**Input data**
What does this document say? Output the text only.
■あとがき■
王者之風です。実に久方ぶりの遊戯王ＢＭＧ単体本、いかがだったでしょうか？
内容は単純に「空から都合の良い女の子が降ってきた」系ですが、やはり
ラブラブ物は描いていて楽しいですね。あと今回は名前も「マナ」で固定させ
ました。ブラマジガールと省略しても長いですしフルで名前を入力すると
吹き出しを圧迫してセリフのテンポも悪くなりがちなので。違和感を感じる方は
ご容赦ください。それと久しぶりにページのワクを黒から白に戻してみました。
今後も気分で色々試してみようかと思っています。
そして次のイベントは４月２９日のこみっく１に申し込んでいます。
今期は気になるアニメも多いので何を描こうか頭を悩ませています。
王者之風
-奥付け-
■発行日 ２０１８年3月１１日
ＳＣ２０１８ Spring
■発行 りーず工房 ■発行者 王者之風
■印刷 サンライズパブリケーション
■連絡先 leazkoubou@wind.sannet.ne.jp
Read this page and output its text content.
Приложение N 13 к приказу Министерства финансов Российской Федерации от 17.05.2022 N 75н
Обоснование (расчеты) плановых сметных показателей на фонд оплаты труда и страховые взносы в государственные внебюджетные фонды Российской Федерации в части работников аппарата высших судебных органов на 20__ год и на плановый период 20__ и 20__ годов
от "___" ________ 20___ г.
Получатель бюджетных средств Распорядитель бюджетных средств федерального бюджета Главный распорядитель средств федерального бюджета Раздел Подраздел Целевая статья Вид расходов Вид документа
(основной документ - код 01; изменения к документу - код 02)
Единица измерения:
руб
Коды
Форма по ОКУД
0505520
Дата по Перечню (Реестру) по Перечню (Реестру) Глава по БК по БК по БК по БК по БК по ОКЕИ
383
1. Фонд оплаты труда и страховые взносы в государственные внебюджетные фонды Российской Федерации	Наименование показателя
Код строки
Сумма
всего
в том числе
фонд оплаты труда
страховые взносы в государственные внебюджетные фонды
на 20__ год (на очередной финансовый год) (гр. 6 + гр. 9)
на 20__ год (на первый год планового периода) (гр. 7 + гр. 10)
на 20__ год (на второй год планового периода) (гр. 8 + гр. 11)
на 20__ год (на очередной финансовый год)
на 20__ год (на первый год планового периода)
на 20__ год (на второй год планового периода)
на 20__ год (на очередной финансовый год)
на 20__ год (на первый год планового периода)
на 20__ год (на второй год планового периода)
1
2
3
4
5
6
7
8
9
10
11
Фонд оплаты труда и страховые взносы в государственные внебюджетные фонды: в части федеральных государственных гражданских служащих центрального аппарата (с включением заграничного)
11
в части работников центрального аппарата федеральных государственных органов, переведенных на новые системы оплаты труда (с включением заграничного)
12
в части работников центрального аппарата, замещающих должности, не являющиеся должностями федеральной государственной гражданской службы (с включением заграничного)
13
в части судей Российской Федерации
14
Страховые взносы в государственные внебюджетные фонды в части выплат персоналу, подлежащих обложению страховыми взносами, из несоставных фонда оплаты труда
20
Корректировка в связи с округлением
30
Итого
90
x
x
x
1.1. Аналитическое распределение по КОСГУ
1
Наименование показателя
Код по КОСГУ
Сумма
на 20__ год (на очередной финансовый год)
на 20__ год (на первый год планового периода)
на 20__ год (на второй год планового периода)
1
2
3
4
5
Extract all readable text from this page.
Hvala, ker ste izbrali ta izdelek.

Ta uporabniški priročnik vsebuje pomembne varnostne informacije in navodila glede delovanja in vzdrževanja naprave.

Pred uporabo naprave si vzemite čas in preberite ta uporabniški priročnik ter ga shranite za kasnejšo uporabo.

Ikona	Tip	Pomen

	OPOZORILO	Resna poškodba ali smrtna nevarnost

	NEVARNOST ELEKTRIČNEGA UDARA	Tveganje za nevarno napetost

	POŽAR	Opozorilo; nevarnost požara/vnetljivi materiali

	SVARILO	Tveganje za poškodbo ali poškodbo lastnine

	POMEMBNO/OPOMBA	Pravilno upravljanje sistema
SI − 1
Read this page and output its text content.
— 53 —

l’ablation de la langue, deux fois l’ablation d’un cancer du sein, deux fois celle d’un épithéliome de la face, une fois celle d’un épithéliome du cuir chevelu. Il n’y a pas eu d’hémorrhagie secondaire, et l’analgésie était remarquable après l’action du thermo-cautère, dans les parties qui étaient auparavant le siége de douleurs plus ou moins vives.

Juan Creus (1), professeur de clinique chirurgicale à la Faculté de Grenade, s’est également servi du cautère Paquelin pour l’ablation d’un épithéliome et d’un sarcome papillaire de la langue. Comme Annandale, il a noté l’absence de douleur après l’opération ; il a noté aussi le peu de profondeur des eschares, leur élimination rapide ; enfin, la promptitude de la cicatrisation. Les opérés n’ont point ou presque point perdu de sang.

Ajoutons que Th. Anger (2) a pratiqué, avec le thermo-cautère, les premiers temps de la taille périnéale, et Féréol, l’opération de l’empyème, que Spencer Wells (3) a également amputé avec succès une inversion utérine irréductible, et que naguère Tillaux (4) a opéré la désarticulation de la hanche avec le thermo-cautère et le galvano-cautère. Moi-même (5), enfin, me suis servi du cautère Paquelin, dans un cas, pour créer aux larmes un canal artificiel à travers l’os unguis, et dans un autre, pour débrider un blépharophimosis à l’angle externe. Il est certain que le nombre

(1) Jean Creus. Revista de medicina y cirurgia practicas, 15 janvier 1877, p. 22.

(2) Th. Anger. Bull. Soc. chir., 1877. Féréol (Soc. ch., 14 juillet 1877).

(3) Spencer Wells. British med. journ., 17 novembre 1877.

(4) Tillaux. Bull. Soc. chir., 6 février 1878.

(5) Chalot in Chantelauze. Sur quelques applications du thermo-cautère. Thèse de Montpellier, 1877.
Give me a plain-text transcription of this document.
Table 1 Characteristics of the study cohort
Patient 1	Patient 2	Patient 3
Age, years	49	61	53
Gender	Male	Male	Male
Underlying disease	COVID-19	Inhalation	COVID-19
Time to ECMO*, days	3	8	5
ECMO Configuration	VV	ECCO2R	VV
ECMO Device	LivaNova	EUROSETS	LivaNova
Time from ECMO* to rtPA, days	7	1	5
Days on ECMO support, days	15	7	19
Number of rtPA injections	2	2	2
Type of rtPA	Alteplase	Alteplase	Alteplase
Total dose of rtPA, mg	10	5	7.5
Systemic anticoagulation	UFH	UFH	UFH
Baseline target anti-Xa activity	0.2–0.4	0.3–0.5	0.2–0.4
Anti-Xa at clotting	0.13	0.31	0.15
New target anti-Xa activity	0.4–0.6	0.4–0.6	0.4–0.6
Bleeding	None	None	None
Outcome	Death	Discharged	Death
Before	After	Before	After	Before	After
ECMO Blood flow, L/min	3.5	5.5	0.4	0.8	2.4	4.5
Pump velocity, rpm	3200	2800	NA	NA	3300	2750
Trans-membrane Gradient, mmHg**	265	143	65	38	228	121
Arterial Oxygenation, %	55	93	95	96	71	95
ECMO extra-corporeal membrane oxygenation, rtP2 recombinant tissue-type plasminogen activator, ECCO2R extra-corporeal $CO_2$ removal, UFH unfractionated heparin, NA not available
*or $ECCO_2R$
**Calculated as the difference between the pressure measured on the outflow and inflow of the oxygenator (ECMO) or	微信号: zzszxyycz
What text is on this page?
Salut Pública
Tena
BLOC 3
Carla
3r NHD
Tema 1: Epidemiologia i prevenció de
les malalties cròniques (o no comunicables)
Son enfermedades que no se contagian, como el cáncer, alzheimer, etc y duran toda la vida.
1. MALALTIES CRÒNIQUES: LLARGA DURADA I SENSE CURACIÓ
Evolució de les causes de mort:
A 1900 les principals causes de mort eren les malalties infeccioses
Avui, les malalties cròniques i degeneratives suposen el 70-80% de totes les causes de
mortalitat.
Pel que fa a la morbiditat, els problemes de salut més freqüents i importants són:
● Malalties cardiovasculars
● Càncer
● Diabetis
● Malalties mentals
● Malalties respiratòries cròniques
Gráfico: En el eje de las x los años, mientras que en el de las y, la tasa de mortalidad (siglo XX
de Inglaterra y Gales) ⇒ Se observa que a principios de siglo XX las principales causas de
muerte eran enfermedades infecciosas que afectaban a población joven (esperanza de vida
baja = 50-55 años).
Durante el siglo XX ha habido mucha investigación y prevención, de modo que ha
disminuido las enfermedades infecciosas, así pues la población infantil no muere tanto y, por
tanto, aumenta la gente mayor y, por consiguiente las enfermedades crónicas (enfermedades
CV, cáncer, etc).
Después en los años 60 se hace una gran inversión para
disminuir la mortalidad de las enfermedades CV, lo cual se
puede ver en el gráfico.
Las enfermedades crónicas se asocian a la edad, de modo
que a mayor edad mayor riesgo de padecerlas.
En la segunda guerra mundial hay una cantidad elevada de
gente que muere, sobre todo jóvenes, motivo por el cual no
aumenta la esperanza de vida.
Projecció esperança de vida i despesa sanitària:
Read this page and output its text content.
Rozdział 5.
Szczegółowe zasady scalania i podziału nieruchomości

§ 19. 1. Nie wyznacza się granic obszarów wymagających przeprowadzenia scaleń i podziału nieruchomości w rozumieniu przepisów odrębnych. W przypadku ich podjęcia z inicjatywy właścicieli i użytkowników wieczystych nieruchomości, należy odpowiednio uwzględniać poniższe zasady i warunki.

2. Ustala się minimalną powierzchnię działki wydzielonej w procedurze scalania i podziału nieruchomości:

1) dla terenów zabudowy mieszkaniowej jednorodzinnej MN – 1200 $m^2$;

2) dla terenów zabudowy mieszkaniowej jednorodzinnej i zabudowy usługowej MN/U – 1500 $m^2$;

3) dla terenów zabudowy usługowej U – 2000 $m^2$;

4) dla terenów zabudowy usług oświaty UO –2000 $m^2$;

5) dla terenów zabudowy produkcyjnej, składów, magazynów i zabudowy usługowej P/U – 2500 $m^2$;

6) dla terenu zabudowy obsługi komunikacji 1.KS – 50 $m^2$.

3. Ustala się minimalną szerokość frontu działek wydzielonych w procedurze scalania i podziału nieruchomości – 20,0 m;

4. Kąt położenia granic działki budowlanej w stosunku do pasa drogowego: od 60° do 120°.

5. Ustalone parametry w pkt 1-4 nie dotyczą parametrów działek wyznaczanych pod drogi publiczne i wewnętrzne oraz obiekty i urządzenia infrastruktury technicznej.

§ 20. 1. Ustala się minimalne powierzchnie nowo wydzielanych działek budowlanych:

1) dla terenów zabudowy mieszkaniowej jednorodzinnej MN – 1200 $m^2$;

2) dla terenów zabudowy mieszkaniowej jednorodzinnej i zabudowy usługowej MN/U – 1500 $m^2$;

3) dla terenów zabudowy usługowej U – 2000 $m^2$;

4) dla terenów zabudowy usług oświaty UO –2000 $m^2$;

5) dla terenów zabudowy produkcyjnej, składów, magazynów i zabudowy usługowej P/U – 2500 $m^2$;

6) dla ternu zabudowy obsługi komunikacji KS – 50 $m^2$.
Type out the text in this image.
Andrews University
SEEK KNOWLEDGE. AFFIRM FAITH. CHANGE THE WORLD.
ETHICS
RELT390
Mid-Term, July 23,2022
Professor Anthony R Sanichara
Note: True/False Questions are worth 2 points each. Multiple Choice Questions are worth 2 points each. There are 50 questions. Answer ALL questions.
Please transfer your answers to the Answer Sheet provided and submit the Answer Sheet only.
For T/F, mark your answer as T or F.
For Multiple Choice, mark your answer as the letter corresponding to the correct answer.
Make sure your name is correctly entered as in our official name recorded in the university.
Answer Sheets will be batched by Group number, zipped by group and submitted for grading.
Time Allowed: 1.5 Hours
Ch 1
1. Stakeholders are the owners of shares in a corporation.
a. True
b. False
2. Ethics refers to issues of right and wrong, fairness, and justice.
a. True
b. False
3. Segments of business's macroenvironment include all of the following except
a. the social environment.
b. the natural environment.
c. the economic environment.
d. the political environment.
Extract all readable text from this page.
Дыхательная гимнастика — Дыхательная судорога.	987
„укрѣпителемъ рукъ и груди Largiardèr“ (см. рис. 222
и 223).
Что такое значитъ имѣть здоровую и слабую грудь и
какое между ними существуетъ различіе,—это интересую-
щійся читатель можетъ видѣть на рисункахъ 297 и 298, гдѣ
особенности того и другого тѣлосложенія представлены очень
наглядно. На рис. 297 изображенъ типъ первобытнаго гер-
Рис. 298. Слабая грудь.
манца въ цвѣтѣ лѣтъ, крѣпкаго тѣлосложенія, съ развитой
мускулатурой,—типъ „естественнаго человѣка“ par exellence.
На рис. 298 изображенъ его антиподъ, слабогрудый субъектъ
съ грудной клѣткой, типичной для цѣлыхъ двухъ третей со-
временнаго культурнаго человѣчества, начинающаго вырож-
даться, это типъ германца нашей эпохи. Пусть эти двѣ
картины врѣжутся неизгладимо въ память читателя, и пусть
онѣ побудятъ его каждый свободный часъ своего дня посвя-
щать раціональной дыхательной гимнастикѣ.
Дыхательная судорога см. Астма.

**Task statement**
Pull every line containing "membrane" from the material above.

**Final result**
Trans-membrane Gradient, mmHg**	265	143	65	38	228	121
ECMO extra-corporeal membrane oxygenation, rtP2 recombinant tissue-type plasminogen activator, ECCO2R extra-corporeal $CO_2$ removal, UFH unfractionated heparin, NA not available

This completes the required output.